/---

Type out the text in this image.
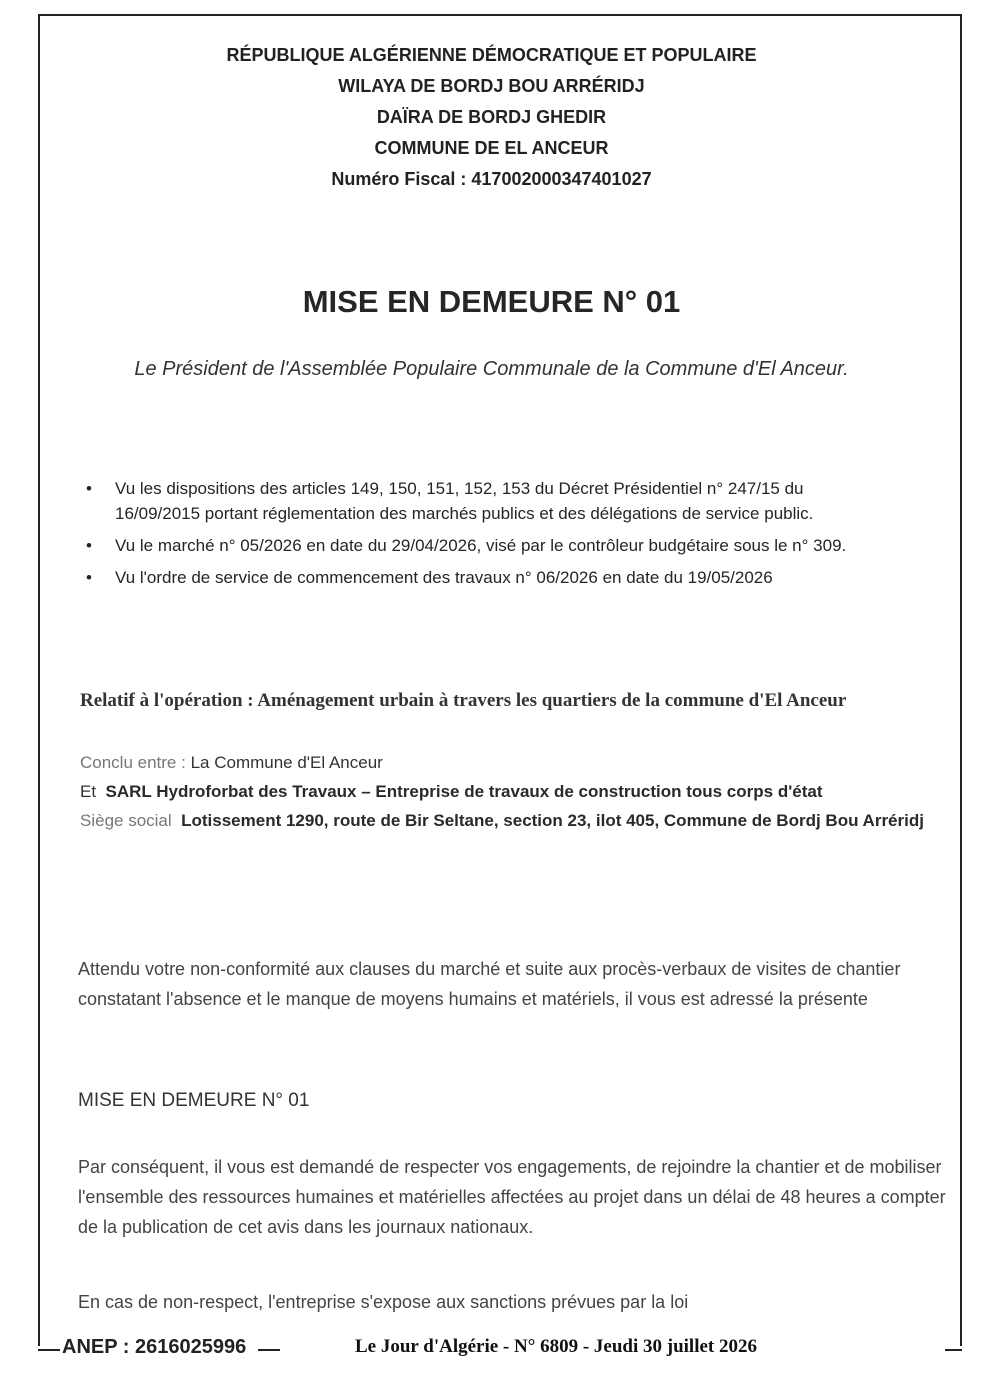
RÉPUBLIQUE ALGÉRIENNE DÉMOCRATIQUE ET POPULAIRE
WILAYA DE BORDJ BOU ARRÉRIDJ
DAÏRA DE BORDJ GHEDIR
COMMUNE DE EL ANCEUR
Numéro Fiscal : 417002000347401027
MISE EN DEMEURE N° 01
Le Président de l'Assemblée Populaire Communale de la Commune d'El Anceur.
• Vu les dispositions des articles 149, 150, 151, 152, 153 du Décret Présidentiel n° 247/15 du 16/09/2015 portant réglementation des marchés publics et des délégations de service public.
• Vu le marché n° 05/2026 en date du 29/04/2026, visé par le contrôleur budgétaire sous le n° 309.
• Vu l'ordre de service de commencement des travaux n° 06/2026 en date du 19/05/2026
Relatif à l'opération : Aménagement urbain à travers les quartiers de la commune d'El Anceur
Conclu entre : La Commune d'El Anceur
Et SARL Hydroforbat des Travaux – Entreprise de travaux de construction tous corps d'état
Siège social Lotissement 1290, route de Bir Seltane, section 23, ilot 405, Commune de Bordj Bou Arréridj
Attendu votre non-conformité aux clauses du marché et suite aux procès-verbaux de visites de chantier constatant l'absence et le manque de moyens humains et matériels, il vous est adressé la présente
MISE EN DEMEURE N° 01
Par conséquent, il vous est demandé de respecter vos engagements, de rejoindre la chantier et de mobiliser l'ensemble des ressources humaines et matérielles affectées au projet dans un délai de 48 heures a compter de la publication de cet avis dans les journaux nationaux.
En cas de non-respect, l'entreprise s'expose aux sanctions prévues par la loi
ANEP : 2616025996	Le Jour d'Algérie - N° 6809 - Jeudi 30 juillet 2026
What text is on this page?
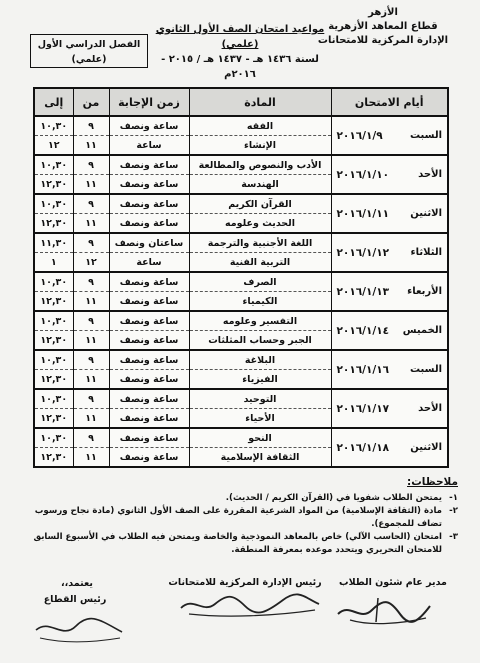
الأزهر
قطاع المعاهد الأزهرية
الإدارة المركزية للامتحانات
مواعيد امتحان الصف الأول الثانوي (علمي)
لسنة ١٤٣٦ هـ - ١٤٣٧ هـ / ٢٠١٥ - ٢٠١٦م
الفصل الدراسي الأول
(علمي)
أيام الامتحان	المادة	زمن الإجابة	من	إلى

السبت
٢٠١٦/١/٩	الفقه	ساعة ونصف	٩	١٠,٣٠
	الإنشاء	ساعة	١١	١٢

الأحد
٢٠١٦/١/١٠	الأدب والنصوص والمطالعة	ساعة ونصف	٩	١٠,٣٠
	الهندسة	ساعة ونصف	١١	١٢,٣٠

الاثنين
٢٠١٦/١/١١	القرآن الكريم	ساعة ونصف	٩	١٠,٣٠
	الحديث وعلومه	ساعة ونصف	١١	١٢,٣٠

الثلاثاء
٢٠١٦/١/١٢	اللغة الأجنبية والترجمة	ساعتان ونصف	٩	١١,٣٠
	التربية الفنية	ساعة	١٢	١

الأربعاء
٢٠١٦/١/١٣	الصرف	ساعة ونصف	٩	١٠,٣٠
	الكيمياء	ساعة ونصف	١١	١٢,٣٠

الخميس
٢٠١٦/١/١٤	التفسير وعلومه	ساعة ونصف	٩	١٠,٣٠
	الجبر وحساب المثلثات	ساعة ونصف	١١	١٢,٣٠

السبت
٢٠١٦/١/١٦	البلاغة	ساعة ونصف	٩	١٠,٣٠
	الفيزياء	ساعة ونصف	١١	١٢,٣٠

الأحد
٢٠١٦/١/١٧	التوحيد	ساعة ونصف	٩	١٠,٣٠
	الأحياء	ساعة ونصف	١١	١٢,٣٠

الاثنين
٢٠١٦/١/١٨	النحو	ساعة ونصف	٩	١٠,٣٠
	الثقافة الإسلامية	ساعة ونصف	١١	١٢,٣٠
ملاحظات:
١-
يمتحن الطلاب شفويا في (القرآن الكريم / الحديث).
٢-
مادة (الثقافة الإسلامية) من المواد الشرعية المقررة على الصف الأول الثانوي (مادة نجاح ورسوب تضاف للمجموع).
٣-
امتحان (الحاسب الآلي) خاص بالمعاهد النموذجية والخاصة ويمتحن فيه الطلاب في الأسبوع السابق للامتحان التحريري ويتحدد موعده بمعرفة المنطقة.
مدير عام شئون الطلاب
رئيس الإدارة المركزية للامتحانات
يعتمد،،
رئيس القطاع
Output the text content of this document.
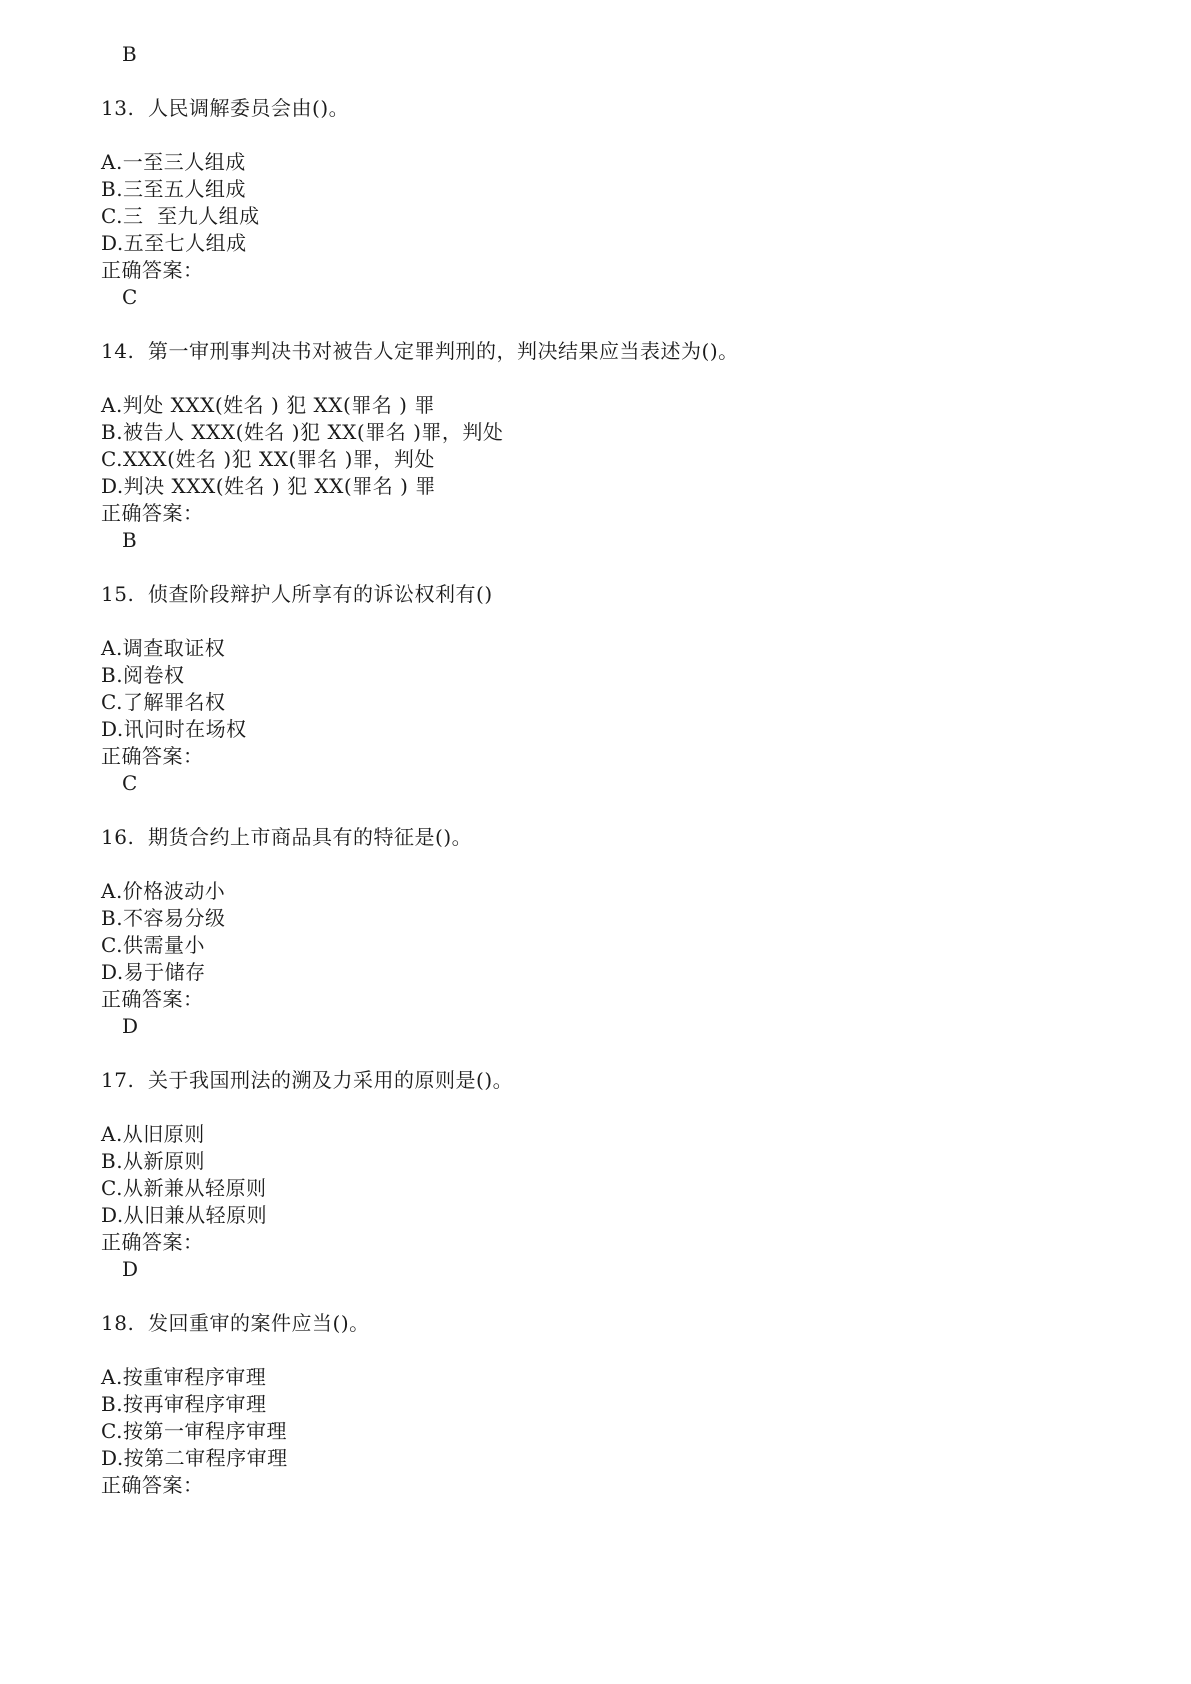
B
13.  人民调解委员会由()。
A.一至三人组成
B.三至五人组成
C.三  至九人组成
D.五至七人组成
正确答案：
C
14.  第一审刑事判决书对被告人定罪判刑的，判决结果应当表述为()。
A.判处 XXX(姓名 ) 犯 XX(罪名 ) 罪
B.被告人 XXX(姓名 )犯 XX(罪名 )罪，判处
C.XXX(姓名 )犯 XX(罪名 )罪，判处
D.判决 XXX(姓名 ) 犯 XX(罪名 ) 罪
正确答案：
B
15.  侦查阶段辩护人所享有的诉讼权利有()
A.调查取证权
B.阅卷权
C.了解罪名权
D.讯问时在场权
正确答案：
C
16.  期货合约上市商品具有的特征是()。
A.价格波动小
B.不容易分级
C.供需量小
D.易于储存
正确答案：
D
17.  关于我国刑法的溯及力采用的原则是()。
A.从旧原则
B.从新原则
C.从新兼从轻原则
D.从旧兼从轻原则
正确答案：
D
18.  发回重审的案件应当()。
A.按重审程序审理
B.按再审程序审理
C.按第一审程序审理
D.按第二审程序审理
正确答案：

\---

WHAT TO DO
From the listing above, copy all lines holding the word "القرآن".

FINAL ANSWER
٢٠١٦/١/١١	القرآن الكريم	ساعة ونصف	٩	١٠,٣٠
يمتحن الطلاب شفويا في (القرآن الكريم / الحديث).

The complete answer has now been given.